What to work on.
Print out every record exactly as it appears.

Data section.
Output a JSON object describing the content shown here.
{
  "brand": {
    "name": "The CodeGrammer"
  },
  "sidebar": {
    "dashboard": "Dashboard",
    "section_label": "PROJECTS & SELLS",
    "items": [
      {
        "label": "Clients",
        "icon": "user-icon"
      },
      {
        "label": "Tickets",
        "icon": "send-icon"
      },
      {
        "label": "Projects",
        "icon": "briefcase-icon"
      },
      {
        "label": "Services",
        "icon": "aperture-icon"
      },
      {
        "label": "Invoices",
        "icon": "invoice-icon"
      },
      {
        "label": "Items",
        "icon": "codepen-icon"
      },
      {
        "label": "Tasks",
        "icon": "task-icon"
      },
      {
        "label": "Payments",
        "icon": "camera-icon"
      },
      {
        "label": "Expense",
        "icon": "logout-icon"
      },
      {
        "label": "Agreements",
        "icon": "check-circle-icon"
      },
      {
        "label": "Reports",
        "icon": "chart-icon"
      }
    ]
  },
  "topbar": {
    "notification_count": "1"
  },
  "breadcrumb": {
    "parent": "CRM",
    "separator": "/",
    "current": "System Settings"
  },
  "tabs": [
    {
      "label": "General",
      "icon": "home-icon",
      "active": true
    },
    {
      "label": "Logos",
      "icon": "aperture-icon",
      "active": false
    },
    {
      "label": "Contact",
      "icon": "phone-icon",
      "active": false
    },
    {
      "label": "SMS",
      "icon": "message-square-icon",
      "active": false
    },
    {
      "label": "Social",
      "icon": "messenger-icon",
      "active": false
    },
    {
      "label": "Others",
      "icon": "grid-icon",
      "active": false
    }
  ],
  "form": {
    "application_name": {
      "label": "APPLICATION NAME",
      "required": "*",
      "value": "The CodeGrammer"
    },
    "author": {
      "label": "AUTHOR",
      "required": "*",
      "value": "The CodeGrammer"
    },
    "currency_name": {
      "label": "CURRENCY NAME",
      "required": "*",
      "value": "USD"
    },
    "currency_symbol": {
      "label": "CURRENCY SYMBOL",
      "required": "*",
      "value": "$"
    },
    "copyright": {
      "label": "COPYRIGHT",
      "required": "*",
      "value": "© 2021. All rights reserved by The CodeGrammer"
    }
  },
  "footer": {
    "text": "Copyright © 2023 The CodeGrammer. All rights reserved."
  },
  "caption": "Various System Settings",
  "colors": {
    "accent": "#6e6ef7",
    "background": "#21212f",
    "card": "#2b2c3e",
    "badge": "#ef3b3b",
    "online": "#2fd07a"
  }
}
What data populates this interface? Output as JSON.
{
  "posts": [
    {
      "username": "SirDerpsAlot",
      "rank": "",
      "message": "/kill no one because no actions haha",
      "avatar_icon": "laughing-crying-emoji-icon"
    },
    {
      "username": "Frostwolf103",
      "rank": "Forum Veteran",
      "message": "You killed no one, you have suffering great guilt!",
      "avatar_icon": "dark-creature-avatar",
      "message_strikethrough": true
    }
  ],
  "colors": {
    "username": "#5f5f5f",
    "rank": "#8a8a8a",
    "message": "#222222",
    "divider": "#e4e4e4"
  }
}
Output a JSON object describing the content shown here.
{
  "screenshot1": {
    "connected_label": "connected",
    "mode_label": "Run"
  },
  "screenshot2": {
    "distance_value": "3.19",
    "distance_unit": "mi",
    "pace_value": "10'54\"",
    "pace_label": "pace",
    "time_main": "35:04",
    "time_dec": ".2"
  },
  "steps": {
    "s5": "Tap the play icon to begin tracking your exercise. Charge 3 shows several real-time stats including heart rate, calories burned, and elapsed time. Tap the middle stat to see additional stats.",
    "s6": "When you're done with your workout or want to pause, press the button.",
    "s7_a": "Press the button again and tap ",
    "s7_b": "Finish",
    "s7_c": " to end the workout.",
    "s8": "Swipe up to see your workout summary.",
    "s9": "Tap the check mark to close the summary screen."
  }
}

Response to this task.
Output a JSON object describing the content shown here.
{
  "brand": {
    "name": "The CodeGrammer"
  },
  "sidebar": {
    "dashboard": "Dashboard",
    "section_label": "PROJECTS & SELLS",
    "items": [
      {
        "label": "Clients",
        "icon": "user-icon"
      },
      {
        "label": "Tickets",
        "icon": "send-icon"
      },
      {
        "label": "Projects",
        "icon": "briefcase-icon"
      },
      {
        "label": "Services",
        "icon": "aperture-icon"
      },
      {
        "label": "Invoices",
        "icon": "invoice-icon"
      },
      {
        "label": "Items",
        "icon": "codepen-icon"
      },
      {
        "label": "Tasks",
        "icon": "task-icon"
      },
      {
        "label": "Payments",
        "icon": "camera-icon"
      },
      {
        "label": "Expense",
        "icon": "logout-icon"
      },
      {
        "label": "Agreements",
        "icon": "check-circle-icon"
      },
      {
        "label": "Reports",
        "icon": "chart-icon"
      }
    ]
  },
  "topbar": {
    "notification_count": "1"
  },
  "breadcrumb": {
    "parent": "CRM",
    "separator": "/",
    "current": "System Settings"
  },
  "tabs": [
    {
      "label": "General",
      "icon": "home-icon",
      "active": true
    },
    {
      "label": "Logos",
      "icon": "aperture-icon",
      "active": false
    },
    {
      "label": "Contact",
      "icon": "phone-icon",
      "active": false
    },
    {
      "label": "SMS",
      "icon": "message-square-icon",
      "active": false
    },
    {
      "label": "Social",
      "icon": "messenger-icon",
      "active": false
    },
    {
      "label": "Others",
      "icon": "grid-icon",
      "active": false
    }
  ],
  "form": {
    "application_name": {
      "label": "APPLICATION NAME",
      "required": "*",
      "value": "The CodeGrammer"
    },
    "author": {
      "label": "AUTHOR",
      "required": "*",
      "value": "The CodeGrammer"
    },
    "currency_name": {
      "label": "CURRENCY NAME",
      "required": "*",
      "value": "USD"
    },
    "currency_symbol": {
      "label": "CURRENCY SYMBOL",
      "required": "*",
      "value": "$"
    },
    "copyright": {
      "label": "COPYRIGHT",
      "required": "*",
      "value": "© 2021. All rights reserved by The CodeGrammer"
    }
  },
  "footer": {
    "text": "Copyright © 2023 The CodeGrammer. All rights reserved."
  },
  "caption": "Various System Settings",
  "colors": {
    "accent": "#6e6ef7",
    "background": "#21212f",
    "card": "#2b2c3e",
    "badge": "#ef3b3b",
    "online": "#2fd07a"
  }
}
What data populates this interface? Output as JSON.
{
  "posts": [
    {
      "username": "SirDerpsAlot",
      "rank": "",
      "message": "/kill no one because no actions haha",
      "avatar_icon": "laughing-crying-emoji-icon"
    },
    {
      "username": "Frostwolf103",
      "rank": "Forum Veteran",
      "message": "You killed no one, you have suffering great guilt!",
      "avatar_icon": "dark-creature-avatar",
      "message_strikethrough": true
    }
  ],
  "colors": {
    "username": "#5f5f5f",
    "rank": "#8a8a8a",
    "message": "#222222",
    "divider": "#e4e4e4"
  }
}
Output a JSON object describing the content shown here.
{
  "screenshot1": {
    "connected_label": "connected",
    "mode_label": "Run"
  },
  "screenshot2": {
    "distance_value": "3.19",
    "distance_unit": "mi",
    "pace_value": "10'54\"",
    "pace_label": "pace",
    "time_main": "35:04",
    "time_dec": ".2"
  },
  "steps": {
    "s5": "Tap the play icon to begin tracking your exercise. Charge 3 shows several real-time stats including heart rate, calories burned, and elapsed time. Tap the middle stat to see additional stats.",
    "s6": "When you're done with your workout or want to pause, press the button.",
    "s7_a": "Press the button again and tap ",
    "s7_b": "Finish",
    "s7_c": " to end the workout.",
    "s8": "Swipe up to see your workout summary.",
    "s9": "Tap the check mark to close the summary screen."
  }
}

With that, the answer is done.